Stated exercise
Search the records below for the word "hunting". Pull out each line that has it.

Supplied entries
____________

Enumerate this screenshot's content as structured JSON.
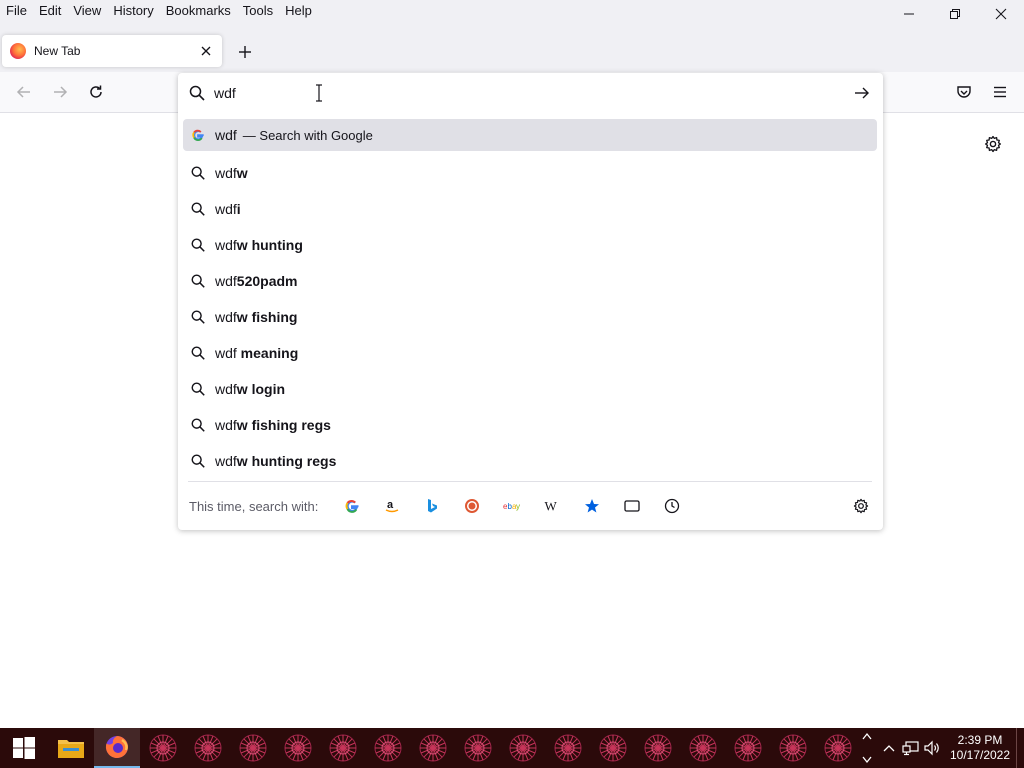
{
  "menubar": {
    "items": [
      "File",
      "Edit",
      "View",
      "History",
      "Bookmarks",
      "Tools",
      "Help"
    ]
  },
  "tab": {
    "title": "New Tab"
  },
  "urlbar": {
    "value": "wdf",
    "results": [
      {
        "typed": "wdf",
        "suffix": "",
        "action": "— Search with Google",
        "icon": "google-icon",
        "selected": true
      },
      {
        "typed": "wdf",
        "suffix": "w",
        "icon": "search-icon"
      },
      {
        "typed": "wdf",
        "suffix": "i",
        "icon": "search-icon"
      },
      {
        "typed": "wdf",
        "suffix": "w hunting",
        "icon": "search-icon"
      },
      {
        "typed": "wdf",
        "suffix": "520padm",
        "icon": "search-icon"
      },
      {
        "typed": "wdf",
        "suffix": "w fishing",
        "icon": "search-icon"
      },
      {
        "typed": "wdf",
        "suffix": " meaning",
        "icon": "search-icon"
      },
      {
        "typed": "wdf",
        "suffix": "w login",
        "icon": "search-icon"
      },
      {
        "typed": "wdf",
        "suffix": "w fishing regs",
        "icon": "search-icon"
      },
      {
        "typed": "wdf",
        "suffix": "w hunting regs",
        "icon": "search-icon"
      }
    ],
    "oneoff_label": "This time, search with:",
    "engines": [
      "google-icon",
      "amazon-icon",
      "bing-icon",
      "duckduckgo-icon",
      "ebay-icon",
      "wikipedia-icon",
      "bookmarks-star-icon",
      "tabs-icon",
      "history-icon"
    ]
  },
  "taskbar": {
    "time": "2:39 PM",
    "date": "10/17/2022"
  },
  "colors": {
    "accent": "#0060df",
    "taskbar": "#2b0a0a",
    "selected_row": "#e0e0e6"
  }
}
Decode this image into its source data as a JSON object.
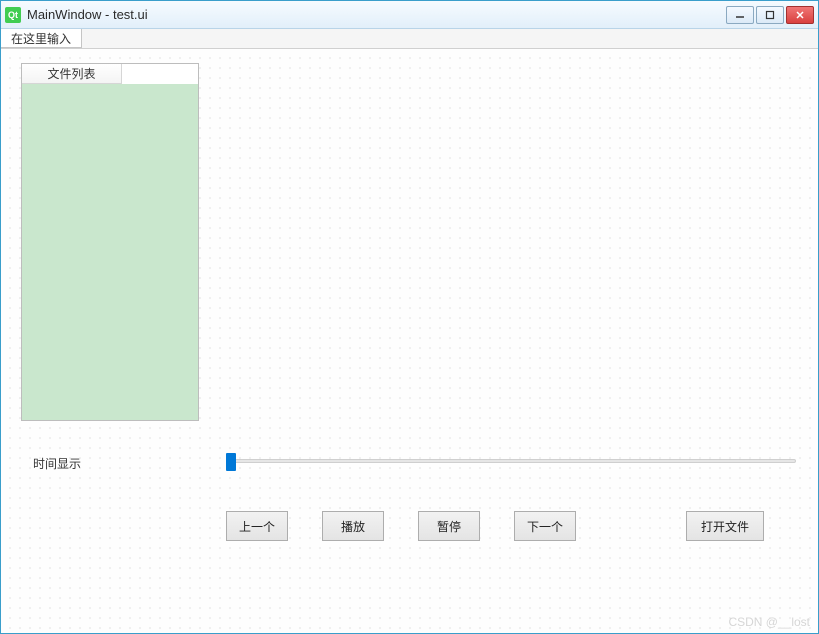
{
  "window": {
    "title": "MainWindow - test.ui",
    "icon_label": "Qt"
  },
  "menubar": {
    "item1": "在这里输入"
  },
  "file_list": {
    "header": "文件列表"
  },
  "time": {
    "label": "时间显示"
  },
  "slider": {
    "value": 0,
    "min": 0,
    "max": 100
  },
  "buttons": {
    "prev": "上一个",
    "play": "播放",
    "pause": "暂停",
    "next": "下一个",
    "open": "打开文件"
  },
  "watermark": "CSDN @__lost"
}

____________

Answer to this problem
        "suffix": "w hunting",
        "suffix": "w hunting regs",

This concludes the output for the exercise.